Collection entries:
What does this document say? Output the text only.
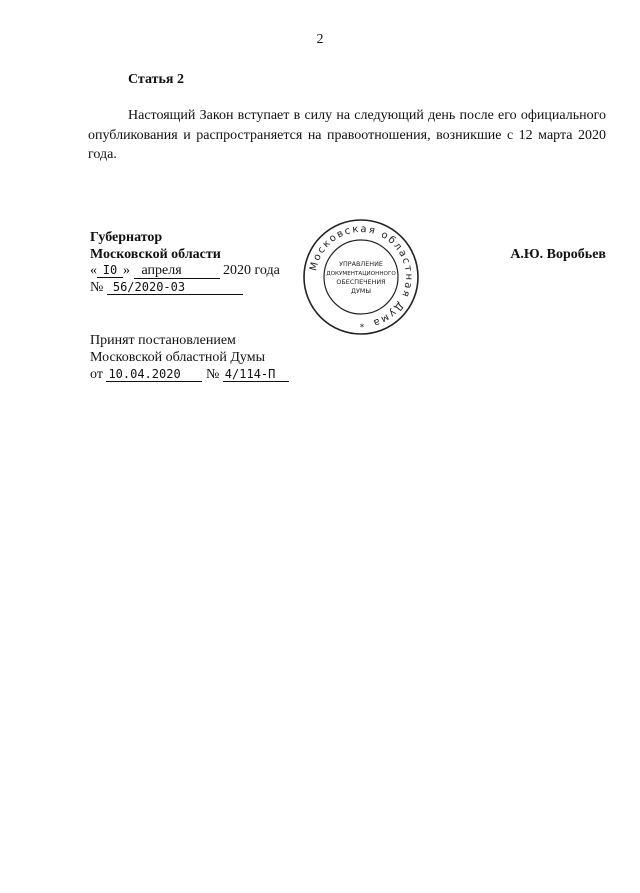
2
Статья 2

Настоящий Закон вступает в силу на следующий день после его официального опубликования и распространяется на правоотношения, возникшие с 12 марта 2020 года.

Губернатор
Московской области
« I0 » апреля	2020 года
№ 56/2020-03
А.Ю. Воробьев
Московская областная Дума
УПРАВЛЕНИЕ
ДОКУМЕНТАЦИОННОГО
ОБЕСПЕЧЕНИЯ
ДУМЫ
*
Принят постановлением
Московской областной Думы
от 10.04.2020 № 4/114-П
---
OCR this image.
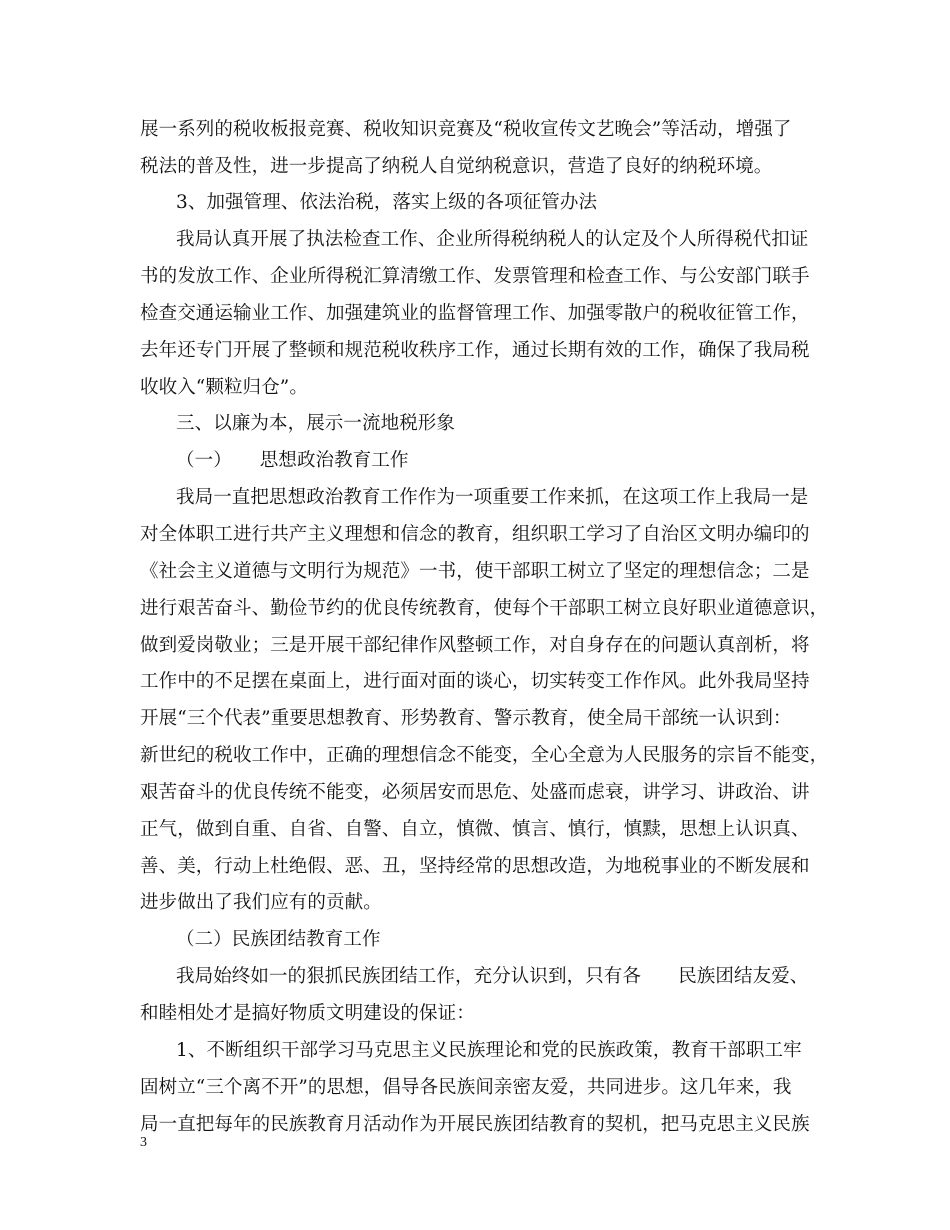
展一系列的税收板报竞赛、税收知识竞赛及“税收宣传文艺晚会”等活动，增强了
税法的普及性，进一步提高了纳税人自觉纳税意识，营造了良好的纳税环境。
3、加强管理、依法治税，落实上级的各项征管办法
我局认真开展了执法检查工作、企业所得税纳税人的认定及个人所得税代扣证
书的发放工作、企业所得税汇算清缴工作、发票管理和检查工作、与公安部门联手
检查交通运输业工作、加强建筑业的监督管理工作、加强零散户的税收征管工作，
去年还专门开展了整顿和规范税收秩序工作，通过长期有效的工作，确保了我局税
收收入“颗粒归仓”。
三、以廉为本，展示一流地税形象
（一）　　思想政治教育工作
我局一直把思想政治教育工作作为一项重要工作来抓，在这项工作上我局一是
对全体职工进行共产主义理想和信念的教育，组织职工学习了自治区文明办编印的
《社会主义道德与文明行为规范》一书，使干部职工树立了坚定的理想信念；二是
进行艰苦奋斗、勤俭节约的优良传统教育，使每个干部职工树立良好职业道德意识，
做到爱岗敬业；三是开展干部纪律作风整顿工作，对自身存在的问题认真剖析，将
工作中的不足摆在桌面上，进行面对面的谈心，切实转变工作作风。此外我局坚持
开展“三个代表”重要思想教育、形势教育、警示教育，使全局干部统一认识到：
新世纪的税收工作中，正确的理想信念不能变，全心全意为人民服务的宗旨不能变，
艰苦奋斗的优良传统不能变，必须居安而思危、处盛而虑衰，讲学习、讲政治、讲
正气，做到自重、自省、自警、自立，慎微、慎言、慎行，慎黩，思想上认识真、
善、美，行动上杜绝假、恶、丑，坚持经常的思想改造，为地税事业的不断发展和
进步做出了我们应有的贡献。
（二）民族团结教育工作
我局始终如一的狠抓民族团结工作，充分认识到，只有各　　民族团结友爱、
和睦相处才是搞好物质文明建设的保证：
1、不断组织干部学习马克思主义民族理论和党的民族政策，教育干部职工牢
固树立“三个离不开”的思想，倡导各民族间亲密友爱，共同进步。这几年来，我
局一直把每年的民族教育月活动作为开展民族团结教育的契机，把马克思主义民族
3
---
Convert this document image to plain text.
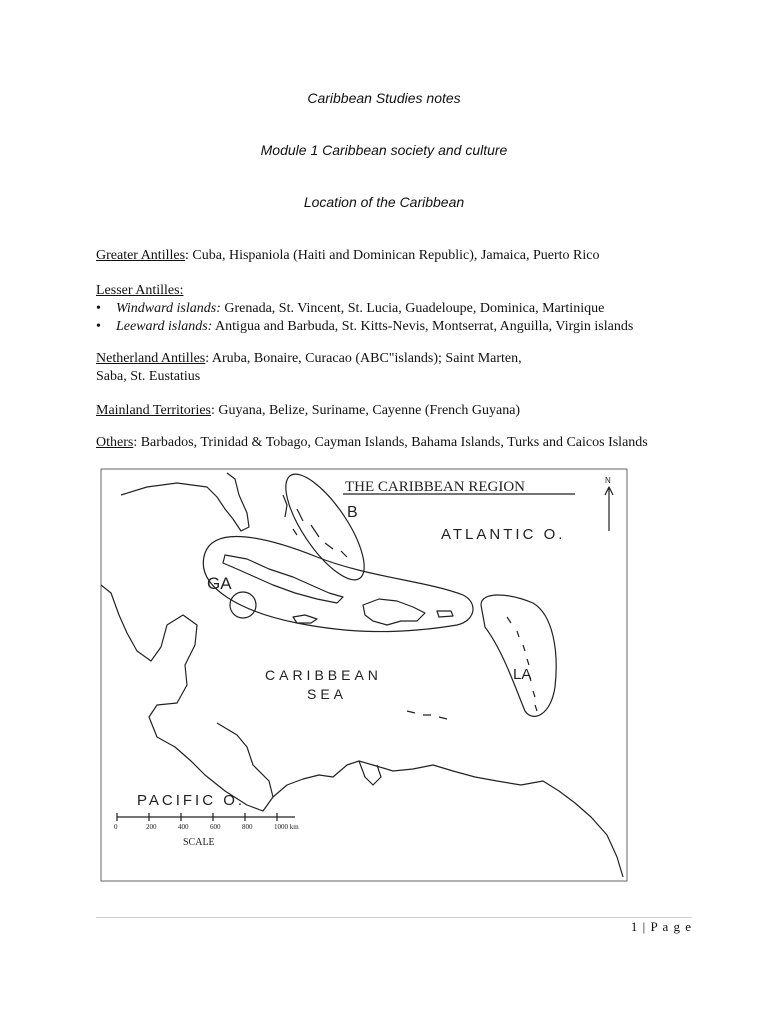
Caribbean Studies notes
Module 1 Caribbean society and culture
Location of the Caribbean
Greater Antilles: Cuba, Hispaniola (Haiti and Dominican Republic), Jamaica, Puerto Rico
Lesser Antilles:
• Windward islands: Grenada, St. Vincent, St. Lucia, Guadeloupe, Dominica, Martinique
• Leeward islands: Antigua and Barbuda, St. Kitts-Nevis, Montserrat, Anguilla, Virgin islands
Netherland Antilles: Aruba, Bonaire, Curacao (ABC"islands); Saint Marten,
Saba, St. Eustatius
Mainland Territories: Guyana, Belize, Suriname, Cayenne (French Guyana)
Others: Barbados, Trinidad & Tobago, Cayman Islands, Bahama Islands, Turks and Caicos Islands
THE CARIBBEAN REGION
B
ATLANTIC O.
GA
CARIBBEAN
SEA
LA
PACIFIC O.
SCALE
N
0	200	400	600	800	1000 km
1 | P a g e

■ THE EXERCISE
Search the entries for "Antilles" and copy out each line that has it.

■ SOLUTION FOR THIS EXERCISE
Greater Antilles: Cuba, Hispaniola (Haiti and Dominican Republic), Jamaica, Puerto Rico
Lesser Antilles:
Netherland Antilles: Aruba, Bonaire, Curacao (ABC"islands); Saint Marten,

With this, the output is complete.